- EXERCISE TASK
Output a single figure: the number of lines in which the word "Visa" appears.

Collection entries
● ● ● ● ● ● ●
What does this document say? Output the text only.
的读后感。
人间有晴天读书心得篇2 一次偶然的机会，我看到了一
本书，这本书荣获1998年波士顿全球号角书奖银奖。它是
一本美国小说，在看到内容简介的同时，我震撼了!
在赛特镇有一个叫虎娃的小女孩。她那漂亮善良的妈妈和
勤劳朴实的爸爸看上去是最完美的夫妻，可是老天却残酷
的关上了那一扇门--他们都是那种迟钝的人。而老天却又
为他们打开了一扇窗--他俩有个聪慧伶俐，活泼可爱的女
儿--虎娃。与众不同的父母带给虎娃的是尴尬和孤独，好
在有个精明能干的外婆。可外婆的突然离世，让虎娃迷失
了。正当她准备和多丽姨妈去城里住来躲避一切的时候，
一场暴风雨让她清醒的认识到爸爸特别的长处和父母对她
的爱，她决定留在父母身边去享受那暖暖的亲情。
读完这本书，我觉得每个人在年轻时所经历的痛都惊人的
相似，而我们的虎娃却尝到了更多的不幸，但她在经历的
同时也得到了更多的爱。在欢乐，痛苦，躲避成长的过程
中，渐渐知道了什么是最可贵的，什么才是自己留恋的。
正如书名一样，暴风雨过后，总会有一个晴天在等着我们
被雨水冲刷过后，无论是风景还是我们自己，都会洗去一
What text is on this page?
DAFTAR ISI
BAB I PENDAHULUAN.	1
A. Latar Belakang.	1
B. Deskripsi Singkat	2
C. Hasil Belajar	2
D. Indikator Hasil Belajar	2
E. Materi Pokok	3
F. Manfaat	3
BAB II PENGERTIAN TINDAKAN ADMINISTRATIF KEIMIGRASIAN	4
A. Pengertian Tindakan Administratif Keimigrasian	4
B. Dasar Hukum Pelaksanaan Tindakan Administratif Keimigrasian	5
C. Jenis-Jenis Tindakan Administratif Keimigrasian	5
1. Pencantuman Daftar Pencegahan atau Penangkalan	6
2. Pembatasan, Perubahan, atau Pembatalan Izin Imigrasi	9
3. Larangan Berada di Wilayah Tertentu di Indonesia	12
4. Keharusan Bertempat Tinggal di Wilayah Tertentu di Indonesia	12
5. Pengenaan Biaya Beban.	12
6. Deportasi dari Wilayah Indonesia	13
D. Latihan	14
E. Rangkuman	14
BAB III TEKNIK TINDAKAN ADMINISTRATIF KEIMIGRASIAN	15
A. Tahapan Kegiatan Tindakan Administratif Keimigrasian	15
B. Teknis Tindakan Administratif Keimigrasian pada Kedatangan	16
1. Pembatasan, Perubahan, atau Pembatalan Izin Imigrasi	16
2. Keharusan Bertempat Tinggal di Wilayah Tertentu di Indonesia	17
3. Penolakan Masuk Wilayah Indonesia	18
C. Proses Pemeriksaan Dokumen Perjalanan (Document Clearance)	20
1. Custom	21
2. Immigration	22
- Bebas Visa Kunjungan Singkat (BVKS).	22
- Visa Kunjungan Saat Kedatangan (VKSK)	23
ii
● ● ● ● ● ● ●
- THE SOLUTION
2